--- begin ---
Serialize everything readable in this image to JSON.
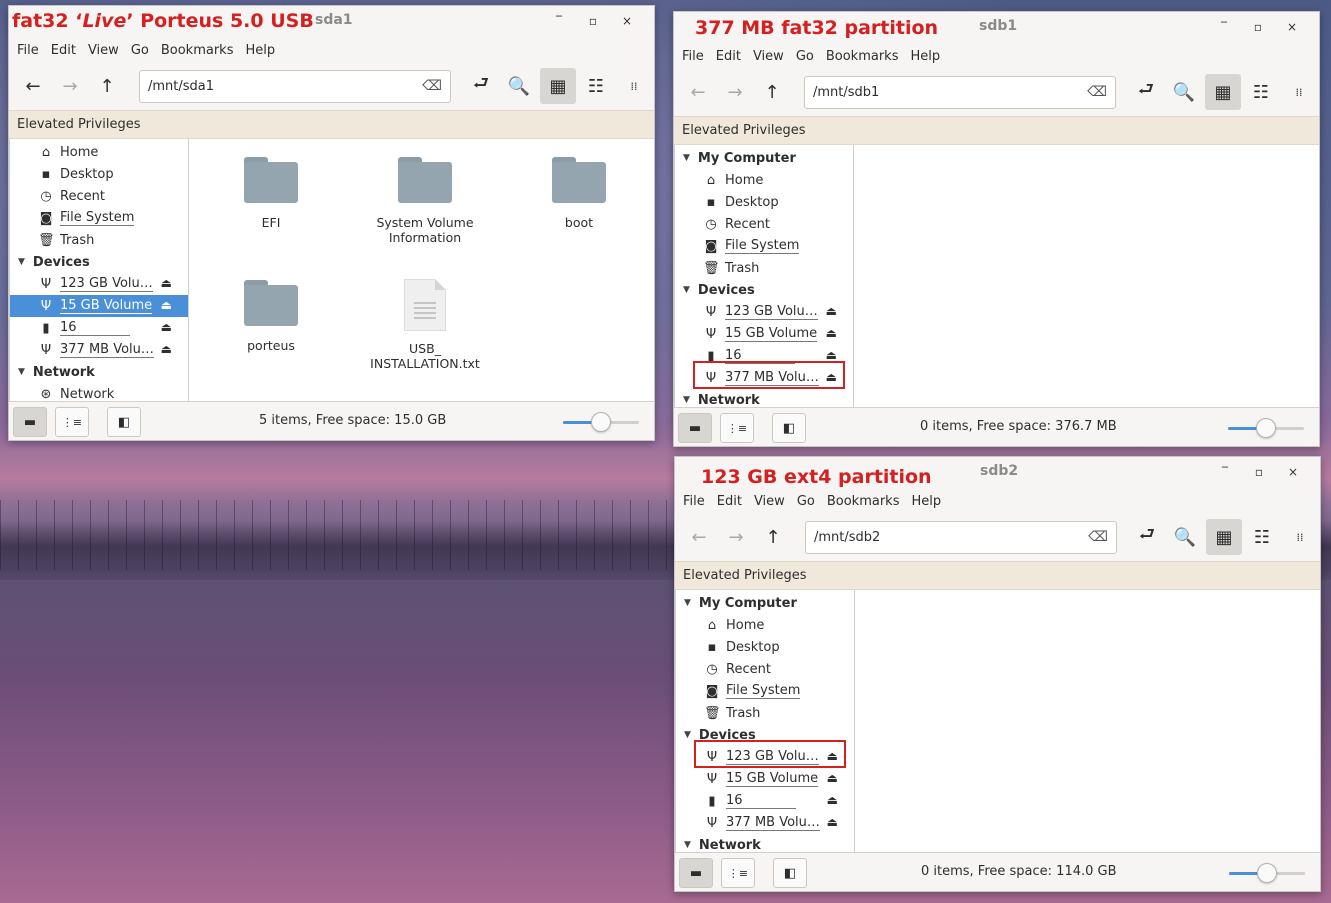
{
  "menu": [
    "File",
    "Edit",
    "View",
    "Go",
    "Bookmarks",
    "Help"
  ],
  "elevated": "Elevated Privileges",
  "icons": {
    "back": "←",
    "forward": "→",
    "up": "↑",
    "toggle_location": "⮐",
    "search": "🔍",
    "icon_view": "▦",
    "list_view": "☷",
    "compact_view": "⁞⁞",
    "home": "⌂",
    "desktop": "▪",
    "recent": "◷",
    "filesystem": "◙",
    "trash": "🗑",
    "usb": "Ψ",
    "drive16": "▮",
    "network": "⊛",
    "eject": "⏏",
    "clear": "⌫",
    "minimize": "‾",
    "maximize": "▫",
    "close": "×",
    "places": "▬",
    "tree": "⋮≡",
    "sidebar_toggle": "◧"
  },
  "win1": {
    "title_pre": "fat32 ‘",
    "title_live": "Live",
    "title_post": "’ Porteus 5.0 USB",
    "subtitle": "sda1",
    "path": "/mnt/sda1",
    "sidebar": {
      "places": [
        "Home",
        "Desktop",
        "Recent",
        "File System",
        "Trash"
      ],
      "devices_header": "Devices",
      "devices": [
        "123 GB Volu…",
        "15 GB Volume",
        "16",
        "377 MB Volu…"
      ],
      "network_header": "Network",
      "network": [
        "Network"
      ]
    },
    "files": [
      "EFI",
      "System Volume Information",
      "boot",
      "porteus",
      "USB_ INSTALLATION.txt"
    ],
    "status": "5 items, Free space: 15.0 GB",
    "zoom": 0.5
  },
  "win2": {
    "title": "377 MB fat32 partition",
    "subtitle": "sdb1",
    "path": "/mnt/sdb1",
    "sidebar": {
      "computer_header": "My Computer",
      "places": [
        "Home",
        "Desktop",
        "Recent",
        "File System",
        "Trash"
      ],
      "devices_header": "Devices",
      "devices": [
        "123 GB Volu…",
        "15 GB Volume",
        "16",
        "377 MB Volu…"
      ],
      "network_header": "Network"
    },
    "status": "0 items, Free space: 376.7 MB",
    "zoom": 0.5
  },
  "win3": {
    "title": "123 GB ext4 partition",
    "subtitle": "sdb2",
    "path": "/mnt/sdb2",
    "sidebar": {
      "computer_header": "My Computer",
      "places": [
        "Home",
        "Desktop",
        "Recent",
        "File System",
        "Trash"
      ],
      "devices_header": "Devices",
      "devices": [
        "123 GB Volu…",
        "15 GB Volume",
        "16",
        "377 MB Volu…"
      ],
      "network_header": "Network"
    },
    "status": "0 items, Free space: 114.0 GB",
    "zoom": 0.5
  }
}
--- end ---
Problem » Copy every line above in which the string "path" shows up.

Problem solution »
    "path": "/mnt/sda1",
    "path": "/mnt/sdb1",
    "path": "/mnt/sdb2",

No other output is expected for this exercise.